TASK DESCRIPTION: Exactly repeat the material, dropping only the pictures.

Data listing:
%%
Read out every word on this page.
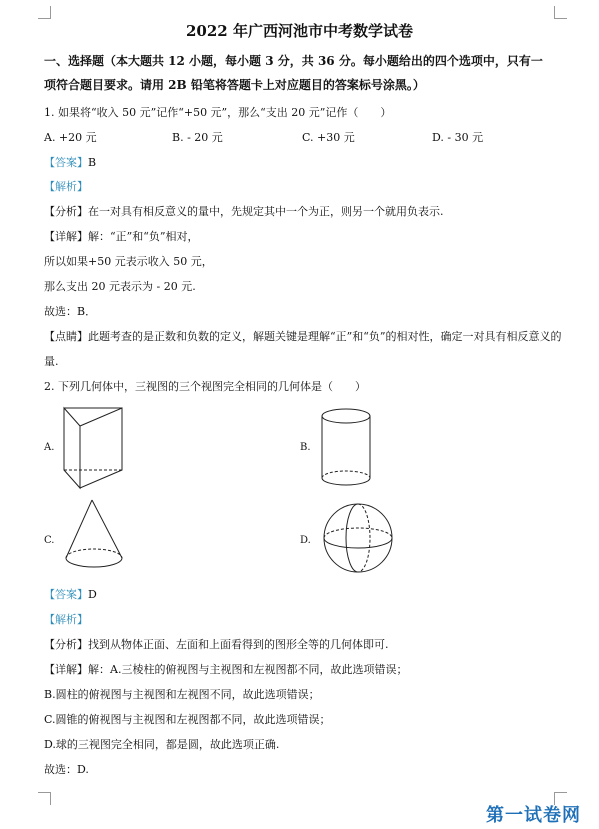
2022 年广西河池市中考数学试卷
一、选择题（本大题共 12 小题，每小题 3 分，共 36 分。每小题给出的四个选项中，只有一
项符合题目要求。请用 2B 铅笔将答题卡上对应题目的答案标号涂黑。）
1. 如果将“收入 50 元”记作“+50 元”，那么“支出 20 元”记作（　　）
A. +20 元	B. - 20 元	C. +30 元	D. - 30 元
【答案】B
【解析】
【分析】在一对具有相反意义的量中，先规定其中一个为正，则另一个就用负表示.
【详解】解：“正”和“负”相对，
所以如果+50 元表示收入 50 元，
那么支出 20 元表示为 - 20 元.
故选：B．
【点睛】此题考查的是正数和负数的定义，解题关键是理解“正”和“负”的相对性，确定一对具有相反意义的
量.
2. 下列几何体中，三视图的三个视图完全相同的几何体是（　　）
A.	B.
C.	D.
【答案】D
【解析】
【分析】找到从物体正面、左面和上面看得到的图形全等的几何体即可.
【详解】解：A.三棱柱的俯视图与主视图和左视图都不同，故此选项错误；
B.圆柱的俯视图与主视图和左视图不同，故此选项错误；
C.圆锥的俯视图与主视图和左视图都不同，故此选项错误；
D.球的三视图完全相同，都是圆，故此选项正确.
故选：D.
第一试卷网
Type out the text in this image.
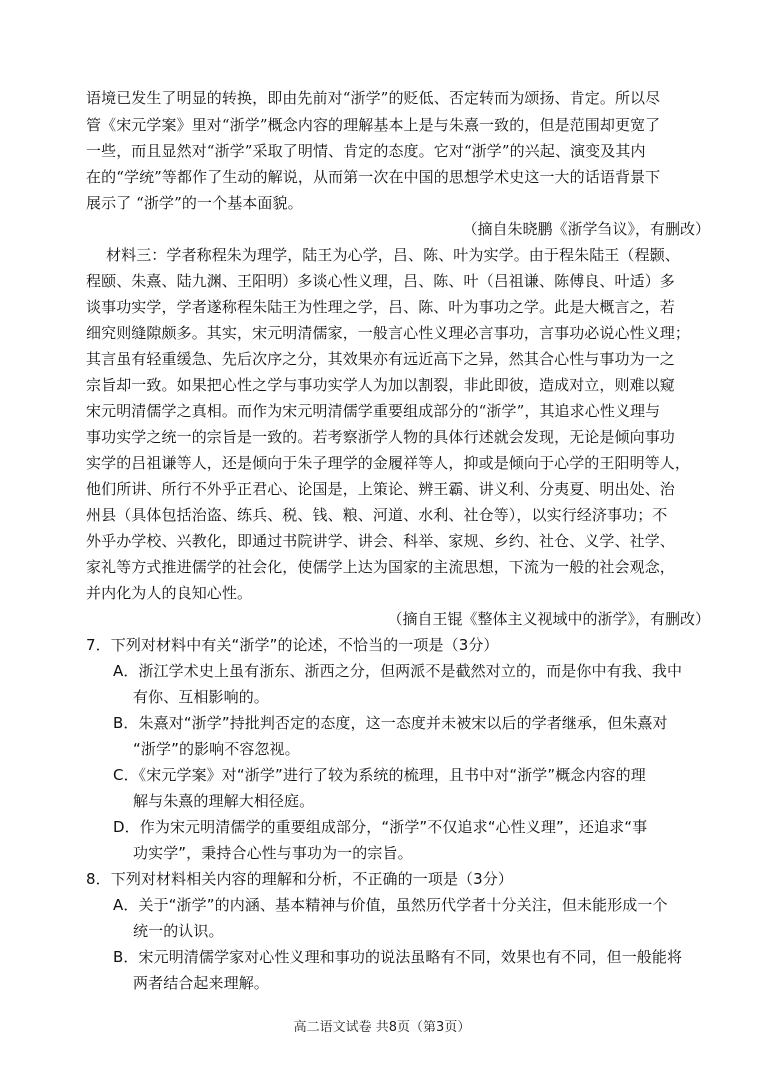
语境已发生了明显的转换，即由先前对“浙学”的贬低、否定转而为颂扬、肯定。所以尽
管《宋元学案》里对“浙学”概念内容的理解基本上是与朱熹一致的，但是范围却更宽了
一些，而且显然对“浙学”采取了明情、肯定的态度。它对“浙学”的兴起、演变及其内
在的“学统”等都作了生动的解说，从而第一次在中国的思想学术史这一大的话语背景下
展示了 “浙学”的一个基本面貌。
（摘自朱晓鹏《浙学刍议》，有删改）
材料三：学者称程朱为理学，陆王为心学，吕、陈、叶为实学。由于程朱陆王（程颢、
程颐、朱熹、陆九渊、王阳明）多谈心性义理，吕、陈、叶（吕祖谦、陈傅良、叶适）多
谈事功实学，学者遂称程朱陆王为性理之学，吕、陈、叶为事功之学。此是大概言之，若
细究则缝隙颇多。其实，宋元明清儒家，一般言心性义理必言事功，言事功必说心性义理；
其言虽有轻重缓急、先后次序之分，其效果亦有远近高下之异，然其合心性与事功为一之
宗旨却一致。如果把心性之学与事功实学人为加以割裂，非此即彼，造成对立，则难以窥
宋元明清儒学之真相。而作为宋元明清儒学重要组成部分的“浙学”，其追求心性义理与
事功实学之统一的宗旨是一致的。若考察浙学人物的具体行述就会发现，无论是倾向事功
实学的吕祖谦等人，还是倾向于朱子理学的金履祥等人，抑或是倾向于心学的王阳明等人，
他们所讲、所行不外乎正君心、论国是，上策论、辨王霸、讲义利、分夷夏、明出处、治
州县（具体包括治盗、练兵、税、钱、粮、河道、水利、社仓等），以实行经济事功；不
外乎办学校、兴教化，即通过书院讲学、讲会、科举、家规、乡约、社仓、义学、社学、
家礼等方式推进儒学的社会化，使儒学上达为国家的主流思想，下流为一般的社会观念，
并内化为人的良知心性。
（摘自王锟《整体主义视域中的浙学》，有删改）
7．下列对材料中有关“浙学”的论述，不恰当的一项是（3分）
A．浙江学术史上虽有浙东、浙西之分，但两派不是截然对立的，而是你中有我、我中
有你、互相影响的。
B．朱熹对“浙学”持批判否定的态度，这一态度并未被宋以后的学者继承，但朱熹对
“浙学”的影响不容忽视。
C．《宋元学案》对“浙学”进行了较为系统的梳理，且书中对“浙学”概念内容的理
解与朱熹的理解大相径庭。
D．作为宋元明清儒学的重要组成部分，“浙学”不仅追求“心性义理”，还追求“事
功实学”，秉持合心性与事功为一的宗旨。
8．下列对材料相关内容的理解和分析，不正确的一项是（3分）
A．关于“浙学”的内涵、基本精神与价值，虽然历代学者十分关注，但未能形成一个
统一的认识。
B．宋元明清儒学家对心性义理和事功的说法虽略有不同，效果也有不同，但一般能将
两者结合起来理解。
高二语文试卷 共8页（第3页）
%%
TASK RESULT:
Read out every word on this page.
2022 年广西河池市中考数学试卷
一、选择题（本大题共 12 小题，每小题 3 分，共 36 分。每小题给出的四个选项中，只有一
项符合题目要求。请用 2B 铅笔将答题卡上对应题目的答案标号涂黑。）
1. 如果将“收入 50 元”记作“+50 元”，那么“支出 20 元”记作（　　）
A. +20 元	B. - 20 元	C. +30 元	D. - 30 元
【答案】B
【解析】
【分析】在一对具有相反意义的量中，先规定其中一个为正，则另一个就用负表示.
【详解】解：“正”和“负”相对，
所以如果+50 元表示收入 50 元，
那么支出 20 元表示为 - 20 元.
故选：B．
【点睛】此题考查的是正数和负数的定义，解题关键是理解“正”和“负”的相对性，确定一对具有相反意义的
量.
2. 下列几何体中，三视图的三个视图完全相同的几何体是（　　）
A.	B.
C.	D.
【答案】D
【解析】
【分析】找到从物体正面、左面和上面看得到的图形全等的几何体即可.
【详解】解：A.三棱柱的俯视图与主视图和左视图都不同，故此选项错误；
B.圆柱的俯视图与主视图和左视图不同，故此选项错误；
C.圆锥的俯视图与主视图和左视图都不同，故此选项错误；
D.球的三视图完全相同，都是圆，故此选项正确.
故选：D.
第一试卷网
Type out the text in this image.
语境已发生了明显的转换，即由先前对“浙学”的贬低、否定转而为颂扬、肯定。所以尽
管《宋元学案》里对“浙学”概念内容的理解基本上是与朱熹一致的，但是范围却更宽了
一些，而且显然对“浙学”采取了明情、肯定的态度。它对“浙学”的兴起、演变及其内
在的“学统”等都作了生动的解说，从而第一次在中国的思想学术史这一大的话语背景下
展示了 “浙学”的一个基本面貌。
（摘自朱晓鹏《浙学刍议》，有删改）
材料三：学者称程朱为理学，陆王为心学，吕、陈、叶为实学。由于程朱陆王（程颢、
程颐、朱熹、陆九渊、王阳明）多谈心性义理，吕、陈、叶（吕祖谦、陈傅良、叶适）多
谈事功实学，学者遂称程朱陆王为性理之学，吕、陈、叶为事功之学。此是大概言之，若
细究则缝隙颇多。其实，宋元明清儒家，一般言心性义理必言事功，言事功必说心性义理；
其言虽有轻重缓急、先后次序之分，其效果亦有远近高下之异，然其合心性与事功为一之
宗旨却一致。如果把心性之学与事功实学人为加以割裂，非此即彼，造成对立，则难以窥
宋元明清儒学之真相。而作为宋元明清儒学重要组成部分的“浙学”，其追求心性义理与
事功实学之统一的宗旨是一致的。若考察浙学人物的具体行述就会发现，无论是倾向事功
实学的吕祖谦等人，还是倾向于朱子理学的金履祥等人，抑或是倾向于心学的王阳明等人，
他们所讲、所行不外乎正君心、论国是，上策论、辨王霸、讲义利、分夷夏、明出处、治
州县（具体包括治盗、练兵、税、钱、粮、河道、水利、社仓等），以实行经济事功；不
外乎办学校、兴教化，即通过书院讲学、讲会、科举、家规、乡约、社仓、义学、社学、
家礼等方式推进儒学的社会化，使儒学上达为国家的主流思想，下流为一般的社会观念，
并内化为人的良知心性。
（摘自王锟《整体主义视域中的浙学》，有删改）
7．下列对材料中有关“浙学”的论述，不恰当的一项是（3分）
A．浙江学术史上虽有浙东、浙西之分，但两派不是截然对立的，而是你中有我、我中
有你、互相影响的。
B．朱熹对“浙学”持批判否定的态度，这一态度并未被宋以后的学者继承，但朱熹对
“浙学”的影响不容忽视。
C．《宋元学案》对“浙学”进行了较为系统的梳理，且书中对“浙学”概念内容的理
解与朱熹的理解大相径庭。
D．作为宋元明清儒学的重要组成部分，“浙学”不仅追求“心性义理”，还追求“事
功实学”，秉持合心性与事功为一的宗旨。
8．下列对材料相关内容的理解和分析，不正确的一项是（3分）
A．关于“浙学”的内涵、基本精神与价值，虽然历代学者十分关注，但未能形成一个
统一的认识。
B．宋元明清儒学家对心性义理和事功的说法虽略有不同，效果也有不同，但一般能将
两者结合起来理解。
高二语文试卷 共8页（第3页）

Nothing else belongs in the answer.